• **DATA FOR THIS EXERCISE**:
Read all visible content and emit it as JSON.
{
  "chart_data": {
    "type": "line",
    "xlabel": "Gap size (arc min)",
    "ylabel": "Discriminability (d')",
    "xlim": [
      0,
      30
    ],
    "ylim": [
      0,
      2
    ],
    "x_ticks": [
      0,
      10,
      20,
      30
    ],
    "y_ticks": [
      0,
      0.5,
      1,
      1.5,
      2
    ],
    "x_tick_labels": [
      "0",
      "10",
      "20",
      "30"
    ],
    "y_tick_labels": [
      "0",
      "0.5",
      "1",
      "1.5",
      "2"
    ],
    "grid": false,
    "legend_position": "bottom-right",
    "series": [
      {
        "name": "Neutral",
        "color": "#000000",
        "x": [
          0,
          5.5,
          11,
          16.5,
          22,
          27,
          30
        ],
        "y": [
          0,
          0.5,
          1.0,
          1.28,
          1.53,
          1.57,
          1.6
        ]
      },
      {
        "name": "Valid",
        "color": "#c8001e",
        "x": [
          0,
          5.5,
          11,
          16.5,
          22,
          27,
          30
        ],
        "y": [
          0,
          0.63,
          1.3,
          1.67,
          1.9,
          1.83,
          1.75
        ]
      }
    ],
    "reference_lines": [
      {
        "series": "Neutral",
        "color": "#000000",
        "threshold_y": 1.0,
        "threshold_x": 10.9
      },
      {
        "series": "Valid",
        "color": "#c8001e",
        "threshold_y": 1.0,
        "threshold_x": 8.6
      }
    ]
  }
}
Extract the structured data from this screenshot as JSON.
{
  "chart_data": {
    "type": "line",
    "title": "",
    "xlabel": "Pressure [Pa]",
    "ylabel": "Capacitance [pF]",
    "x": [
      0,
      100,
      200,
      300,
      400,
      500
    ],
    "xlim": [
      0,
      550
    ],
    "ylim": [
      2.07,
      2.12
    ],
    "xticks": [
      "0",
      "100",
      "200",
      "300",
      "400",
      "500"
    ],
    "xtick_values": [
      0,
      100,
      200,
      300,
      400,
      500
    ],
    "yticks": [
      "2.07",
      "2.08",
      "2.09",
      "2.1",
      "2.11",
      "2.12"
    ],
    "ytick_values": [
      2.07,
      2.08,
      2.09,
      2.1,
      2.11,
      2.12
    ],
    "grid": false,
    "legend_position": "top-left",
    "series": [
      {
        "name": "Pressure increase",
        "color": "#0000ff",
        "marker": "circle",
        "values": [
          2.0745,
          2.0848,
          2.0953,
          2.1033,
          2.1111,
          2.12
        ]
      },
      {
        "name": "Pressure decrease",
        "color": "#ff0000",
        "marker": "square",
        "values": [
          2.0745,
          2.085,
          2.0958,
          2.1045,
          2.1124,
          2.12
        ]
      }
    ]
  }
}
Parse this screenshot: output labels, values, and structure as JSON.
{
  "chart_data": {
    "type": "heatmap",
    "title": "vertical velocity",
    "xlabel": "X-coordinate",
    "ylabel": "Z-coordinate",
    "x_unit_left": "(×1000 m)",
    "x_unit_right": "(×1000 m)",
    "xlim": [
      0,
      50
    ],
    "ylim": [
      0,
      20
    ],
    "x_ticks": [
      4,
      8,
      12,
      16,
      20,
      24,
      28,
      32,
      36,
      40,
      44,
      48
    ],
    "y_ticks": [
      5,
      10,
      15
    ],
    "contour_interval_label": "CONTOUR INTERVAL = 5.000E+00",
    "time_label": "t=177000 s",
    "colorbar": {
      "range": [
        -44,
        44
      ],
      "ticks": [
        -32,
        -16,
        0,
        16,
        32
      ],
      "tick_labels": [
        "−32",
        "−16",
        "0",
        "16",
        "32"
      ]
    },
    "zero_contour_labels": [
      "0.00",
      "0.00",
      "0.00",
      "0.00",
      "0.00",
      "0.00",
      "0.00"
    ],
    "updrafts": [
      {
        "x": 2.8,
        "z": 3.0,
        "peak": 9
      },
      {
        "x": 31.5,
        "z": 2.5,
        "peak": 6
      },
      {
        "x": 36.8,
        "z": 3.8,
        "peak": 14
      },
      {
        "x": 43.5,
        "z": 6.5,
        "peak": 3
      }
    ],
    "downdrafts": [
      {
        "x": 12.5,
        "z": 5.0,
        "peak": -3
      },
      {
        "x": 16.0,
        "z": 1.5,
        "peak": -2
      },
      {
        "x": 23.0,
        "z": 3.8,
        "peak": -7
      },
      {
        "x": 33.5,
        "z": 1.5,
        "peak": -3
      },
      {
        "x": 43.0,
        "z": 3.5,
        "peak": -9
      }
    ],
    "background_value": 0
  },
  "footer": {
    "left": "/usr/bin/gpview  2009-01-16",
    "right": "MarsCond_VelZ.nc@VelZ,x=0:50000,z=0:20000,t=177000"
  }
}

• **SHORT PROBLEM**: Write out every line of the material again, exactly as it reads.

• **RESULT OF THIS EXERCISE**:
Read all visible content and emit it as JSON.
{
  "chart_data": {
    "type": "line",
    "xlabel": "Gap size (arc min)",
    "ylabel": "Discriminability (d')",
    "xlim": [
      0,
      30
    ],
    "ylim": [
      0,
      2
    ],
    "x_ticks": [
      0,
      10,
      20,
      30
    ],
    "y_ticks": [
      0,
      0.5,
      1,
      1.5,
      2
    ],
    "x_tick_labels": [
      "0",
      "10",
      "20",
      "30"
    ],
    "y_tick_labels": [
      "0",
      "0.5",
      "1",
      "1.5",
      "2"
    ],
    "grid": false,
    "legend_position": "bottom-right",
    "series": [
      {
        "name": "Neutral",
        "color": "#000000",
        "x": [
          0,
          5.5,
          11,
          16.5,
          22,
          27,
          30
        ],
        "y": [
          0,
          0.5,
          1.0,
          1.28,
          1.53,
          1.57,
          1.6
        ]
      },
      {
        "name": "Valid",
        "color": "#c8001e",
        "x": [
          0,
          5.5,
          11,
          16.5,
          22,
          27,
          30
        ],
        "y": [
          0,
          0.63,
          1.3,
          1.67,
          1.9,
          1.83,
          1.75
        ]
      }
    ],
    "reference_lines": [
      {
        "series": "Neutral",
        "color": "#000000",
        "threshold_y": 1.0,
        "threshold_x": 10.9
      },
      {
        "series": "Valid",
        "color": "#c8001e",
        "threshold_y": 1.0,
        "threshold_x": 8.6
      }
    ]
  }
}
Extract the structured data from this screenshot as JSON.
{
  "chart_data": {
    "type": "line",
    "title": "",
    "xlabel": "Pressure [Pa]",
    "ylabel": "Capacitance [pF]",
    "x": [
      0,
      100,
      200,
      300,
      400,
      500
    ],
    "xlim": [
      0,
      550
    ],
    "ylim": [
      2.07,
      2.12
    ],
    "xticks": [
      "0",
      "100",
      "200",
      "300",
      "400",
      "500"
    ],
    "xtick_values": [
      0,
      100,
      200,
      300,
      400,
      500
    ],
    "yticks": [
      "2.07",
      "2.08",
      "2.09",
      "2.1",
      "2.11",
      "2.12"
    ],
    "ytick_values": [
      2.07,
      2.08,
      2.09,
      2.1,
      2.11,
      2.12
    ],
    "grid": false,
    "legend_position": "top-left",
    "series": [
      {
        "name": "Pressure increase",
        "color": "#0000ff",
        "marker": "circle",
        "values": [
          2.0745,
          2.0848,
          2.0953,
          2.1033,
          2.1111,
          2.12
        ]
      },
      {
        "name": "Pressure decrease",
        "color": "#ff0000",
        "marker": "square",
        "values": [
          2.0745,
          2.085,
          2.0958,
          2.1045,
          2.1124,
          2.12
        ]
      }
    ]
  }
}
Parse this screenshot: output labels, values, and structure as JSON.
{
  "chart_data": {
    "type": "heatmap",
    "title": "vertical velocity",
    "xlabel": "X-coordinate",
    "ylabel": "Z-coordinate",
    "x_unit_left": "(×1000 m)",
    "x_unit_right": "(×1000 m)",
    "xlim": [
      0,
      50
    ],
    "ylim": [
      0,
      20
    ],
    "x_ticks": [
      4,
      8,
      12,
      16,
      20,
      24,
      28,
      32,
      36,
      40,
      44,
      48
    ],
    "y_ticks": [
      5,
      10,
      15
    ],
    "contour_interval_label": "CONTOUR INTERVAL = 5.000E+00",
    "time_label": "t=177000 s",
    "colorbar": {
      "range": [
        -44,
        44
      ],
      "ticks": [
        -32,
        -16,
        0,
        16,
        32
      ],
      "tick_labels": [
        "−32",
        "−16",
        "0",
        "16",
        "32"
      ]
    },
    "zero_contour_labels": [
      "0.00",
      "0.00",
      "0.00",
      "0.00",
      "0.00",
      "0.00",
      "0.00"
    ],
    "updrafts": [
      {
        "x": 2.8,
        "z": 3.0,
        "peak": 9
      },
      {
        "x": 31.5,
        "z": 2.5,
        "peak": 6
      },
      {
        "x": 36.8,
        "z": 3.8,
        "peak": 14
      },
      {
        "x": 43.5,
        "z": 6.5,
        "peak": 3
      }
    ],
    "downdrafts": [
      {
        "x": 12.5,
        "z": 5.0,
        "peak": -3
      },
      {
        "x": 16.0,
        "z": 1.5,
        "peak": -2
      },
      {
        "x": 23.0,
        "z": 3.8,
        "peak": -7
      },
      {
        "x": 33.5,
        "z": 1.5,
        "peak": -3
      },
      {
        "x": 43.0,
        "z": 3.5,
        "peak": -9
      }
    ],
    "background_value": 0
  },
  "footer": {
    "left": "/usr/bin/gpview  2009-01-16",
    "right": "MarsCond_VelZ.nc@VelZ,x=0:50000,z=0:20000,t=177000"
  }
}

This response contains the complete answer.